§ STATED GOAL: Return each line of the material verbatim.

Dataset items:
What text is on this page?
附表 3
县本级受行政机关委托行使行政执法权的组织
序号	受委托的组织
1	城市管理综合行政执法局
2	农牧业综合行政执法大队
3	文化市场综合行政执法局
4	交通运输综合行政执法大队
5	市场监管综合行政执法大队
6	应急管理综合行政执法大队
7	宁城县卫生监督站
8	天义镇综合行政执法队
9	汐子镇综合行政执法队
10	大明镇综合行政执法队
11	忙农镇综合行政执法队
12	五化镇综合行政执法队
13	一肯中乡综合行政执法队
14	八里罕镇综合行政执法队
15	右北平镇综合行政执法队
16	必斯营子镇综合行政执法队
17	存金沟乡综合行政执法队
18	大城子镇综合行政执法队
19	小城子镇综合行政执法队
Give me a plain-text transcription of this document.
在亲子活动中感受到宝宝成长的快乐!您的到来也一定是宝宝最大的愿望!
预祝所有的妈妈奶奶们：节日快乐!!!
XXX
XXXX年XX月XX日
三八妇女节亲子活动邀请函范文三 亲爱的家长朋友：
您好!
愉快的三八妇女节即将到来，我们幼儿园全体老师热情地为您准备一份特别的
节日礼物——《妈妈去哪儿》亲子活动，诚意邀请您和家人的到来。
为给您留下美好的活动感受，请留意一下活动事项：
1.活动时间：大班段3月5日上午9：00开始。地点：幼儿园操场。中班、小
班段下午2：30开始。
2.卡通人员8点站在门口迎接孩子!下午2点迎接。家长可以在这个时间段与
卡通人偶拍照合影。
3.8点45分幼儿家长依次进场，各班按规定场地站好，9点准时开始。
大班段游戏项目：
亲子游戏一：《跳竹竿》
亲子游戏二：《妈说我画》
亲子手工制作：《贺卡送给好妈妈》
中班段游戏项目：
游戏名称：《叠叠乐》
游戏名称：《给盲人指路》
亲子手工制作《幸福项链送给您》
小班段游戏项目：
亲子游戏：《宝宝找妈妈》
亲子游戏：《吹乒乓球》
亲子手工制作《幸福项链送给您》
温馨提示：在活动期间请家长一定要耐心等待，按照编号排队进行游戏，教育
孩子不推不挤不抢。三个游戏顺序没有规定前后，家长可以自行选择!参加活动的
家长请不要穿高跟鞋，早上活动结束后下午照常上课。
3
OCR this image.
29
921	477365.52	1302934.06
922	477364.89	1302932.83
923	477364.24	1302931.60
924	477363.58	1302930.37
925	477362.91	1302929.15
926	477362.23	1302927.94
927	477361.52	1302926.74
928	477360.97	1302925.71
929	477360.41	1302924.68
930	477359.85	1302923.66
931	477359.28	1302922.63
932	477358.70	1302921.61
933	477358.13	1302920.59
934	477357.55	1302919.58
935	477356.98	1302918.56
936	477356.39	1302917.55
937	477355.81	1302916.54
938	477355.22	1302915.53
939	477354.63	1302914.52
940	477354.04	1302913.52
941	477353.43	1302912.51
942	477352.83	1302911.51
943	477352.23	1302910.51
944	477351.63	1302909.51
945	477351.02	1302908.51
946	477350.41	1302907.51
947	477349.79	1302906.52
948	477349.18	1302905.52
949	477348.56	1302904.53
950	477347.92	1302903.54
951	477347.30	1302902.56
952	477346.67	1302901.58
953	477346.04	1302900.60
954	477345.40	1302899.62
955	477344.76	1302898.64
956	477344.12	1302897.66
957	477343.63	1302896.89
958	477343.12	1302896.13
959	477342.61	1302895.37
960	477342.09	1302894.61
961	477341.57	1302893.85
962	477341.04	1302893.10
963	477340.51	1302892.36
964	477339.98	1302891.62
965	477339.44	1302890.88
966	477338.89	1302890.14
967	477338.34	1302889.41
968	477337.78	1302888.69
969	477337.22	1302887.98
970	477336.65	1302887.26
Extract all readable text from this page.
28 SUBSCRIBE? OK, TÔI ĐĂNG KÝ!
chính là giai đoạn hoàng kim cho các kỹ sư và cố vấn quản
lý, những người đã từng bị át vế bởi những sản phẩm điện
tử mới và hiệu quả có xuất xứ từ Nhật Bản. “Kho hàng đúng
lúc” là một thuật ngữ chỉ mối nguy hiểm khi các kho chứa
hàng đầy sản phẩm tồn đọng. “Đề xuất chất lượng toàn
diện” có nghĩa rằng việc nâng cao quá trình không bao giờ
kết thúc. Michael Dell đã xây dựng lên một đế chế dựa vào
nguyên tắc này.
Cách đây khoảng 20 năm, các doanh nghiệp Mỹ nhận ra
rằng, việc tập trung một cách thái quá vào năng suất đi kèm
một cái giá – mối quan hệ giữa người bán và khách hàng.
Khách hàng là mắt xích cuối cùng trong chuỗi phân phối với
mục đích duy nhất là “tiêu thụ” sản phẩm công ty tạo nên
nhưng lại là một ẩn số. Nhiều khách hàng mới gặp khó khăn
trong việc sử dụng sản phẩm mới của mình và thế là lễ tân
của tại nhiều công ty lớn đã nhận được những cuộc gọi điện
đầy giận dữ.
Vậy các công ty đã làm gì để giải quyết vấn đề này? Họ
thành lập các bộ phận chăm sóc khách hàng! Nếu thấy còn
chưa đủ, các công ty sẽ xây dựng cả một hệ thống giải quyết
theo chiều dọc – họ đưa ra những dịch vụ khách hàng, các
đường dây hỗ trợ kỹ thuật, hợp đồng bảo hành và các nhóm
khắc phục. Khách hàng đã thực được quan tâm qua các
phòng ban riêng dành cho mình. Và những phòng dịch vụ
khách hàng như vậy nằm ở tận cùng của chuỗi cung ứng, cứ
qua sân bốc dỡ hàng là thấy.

§ RESPONSE:
What text is on this page?
附表 3
县本级受行政机关委托行使行政执法权的组织
序号	受委托的组织
1	城市管理综合行政执法局
2	农牧业综合行政执法大队
3	文化市场综合行政执法局
4	交通运输综合行政执法大队
5	市场监管综合行政执法大队
6	应急管理综合行政执法大队
7	宁城县卫生监督站
8	天义镇综合行政执法队
9	汐子镇综合行政执法队
10	大明镇综合行政执法队
11	忙农镇综合行政执法队
12	五化镇综合行政执法队
13	一肯中乡综合行政执法队
14	八里罕镇综合行政执法队
15	右北平镇综合行政执法队
16	必斯营子镇综合行政执法队
17	存金沟乡综合行政执法队
18	大城子镇综合行政执法队
19	小城子镇综合行政执法队
Give me a plain-text transcription of this document.
在亲子活动中感受到宝宝成长的快乐!您的到来也一定是宝宝最大的愿望!
预祝所有的妈妈奶奶们：节日快乐!!!
XXX
XXXX年XX月XX日
三八妇女节亲子活动邀请函范文三 亲爱的家长朋友：
您好!
愉快的三八妇女节即将到来，我们幼儿园全体老师热情地为您准备一份特别的
节日礼物——《妈妈去哪儿》亲子活动，诚意邀请您和家人的到来。
为给您留下美好的活动感受，请留意一下活动事项：
1.活动时间：大班段3月5日上午9：00开始。地点：幼儿园操场。中班、小
班段下午2：30开始。
2.卡通人员8点站在门口迎接孩子!下午2点迎接。家长可以在这个时间段与
卡通人偶拍照合影。
3.8点45分幼儿家长依次进场，各班按规定场地站好，9点准时开始。
大班段游戏项目：
亲子游戏一：《跳竹竿》
亲子游戏二：《妈说我画》
亲子手工制作：《贺卡送给好妈妈》
中班段游戏项目：
游戏名称：《叠叠乐》
游戏名称：《给盲人指路》
亲子手工制作《幸福项链送给您》
小班段游戏项目：
亲子游戏：《宝宝找妈妈》
亲子游戏：《吹乒乓球》
亲子手工制作《幸福项链送给您》
温馨提示：在活动期间请家长一定要耐心等待，按照编号排队进行游戏，教育
孩子不推不挤不抢。三个游戏顺序没有规定前后，家长可以自行选择!参加活动的
家长请不要穿高跟鞋，早上活动结束后下午照常上课。
3
OCR this image.
29
921	477365.52	1302934.06
922	477364.89	1302932.83
923	477364.24	1302931.60
924	477363.58	1302930.37
925	477362.91	1302929.15
926	477362.23	1302927.94
927	477361.52	1302926.74
928	477360.97	1302925.71
929	477360.41	1302924.68
930	477359.85	1302923.66
931	477359.28	1302922.63
932	477358.70	1302921.61
933	477358.13	1302920.59
934	477357.55	1302919.58
935	477356.98	1302918.56
936	477356.39	1302917.55
937	477355.81	1302916.54
938	477355.22	1302915.53
939	477354.63	1302914.52
940	477354.04	1302913.52
941	477353.43	1302912.51
942	477352.83	1302911.51
943	477352.23	1302910.51
944	477351.63	1302909.51
945	477351.02	1302908.51
946	477350.41	1302907.51
947	477349.79	1302906.52
948	477349.18	1302905.52
949	477348.56	1302904.53
950	477347.92	1302903.54
951	477347.30	1302902.56
952	477346.67	1302901.58
953	477346.04	1302900.60
954	477345.40	1302899.62
955	477344.76	1302898.64
956	477344.12	1302897.66
957	477343.63	1302896.89
958	477343.12	1302896.13
959	477342.61	1302895.37
960	477342.09	1302894.61
961	477341.57	1302893.85
962	477341.04	1302893.10
963	477340.51	1302892.36
964	477339.98	1302891.62
965	477339.44	1302890.88
966	477338.89	1302890.14
967	477338.34	1302889.41
968	477337.78	1302888.69
969	477337.22	1302887.98
970	477336.65	1302887.26
Extract all readable text from this page.
28 SUBSCRIBE? OK, TÔI ĐĂNG KÝ!
chính là giai đoạn hoàng kim cho các kỹ sư và cố vấn quản
lý, những người đã từng bị át vế bởi những sản phẩm điện
tử mới và hiệu quả có xuất xứ từ Nhật Bản. “Kho hàng đúng
lúc” là một thuật ngữ chỉ mối nguy hiểm khi các kho chứa
hàng đầy sản phẩm tồn đọng. “Đề xuất chất lượng toàn
diện” có nghĩa rằng việc nâng cao quá trình không bao giờ
kết thúc. Michael Dell đã xây dựng lên một đế chế dựa vào
nguyên tắc này.
Cách đây khoảng 20 năm, các doanh nghiệp Mỹ nhận ra
rằng, việc tập trung một cách thái quá vào năng suất đi kèm
một cái giá – mối quan hệ giữa người bán và khách hàng.
Khách hàng là mắt xích cuối cùng trong chuỗi phân phối với
mục đích duy nhất là “tiêu thụ” sản phẩm công ty tạo nên
nhưng lại là một ẩn số. Nhiều khách hàng mới gặp khó khăn
trong việc sử dụng sản phẩm mới của mình và thế là lễ tân
của tại nhiều công ty lớn đã nhận được những cuộc gọi điện
đầy giận dữ.
Vậy các công ty đã làm gì để giải quyết vấn đề này? Họ
thành lập các bộ phận chăm sóc khách hàng! Nếu thấy còn
chưa đủ, các công ty sẽ xây dựng cả một hệ thống giải quyết
theo chiều dọc – họ đưa ra những dịch vụ khách hàng, các
đường dây hỗ trợ kỹ thuật, hợp đồng bảo hành và các nhóm
khắc phục. Khách hàng đã thực được quan tâm qua các
phòng ban riêng dành cho mình. Và những phòng dịch vụ
khách hàng như vậy nằm ở tận cùng của chuỗi cung ứng, cứ
qua sân bốc dỡ hàng là thấy.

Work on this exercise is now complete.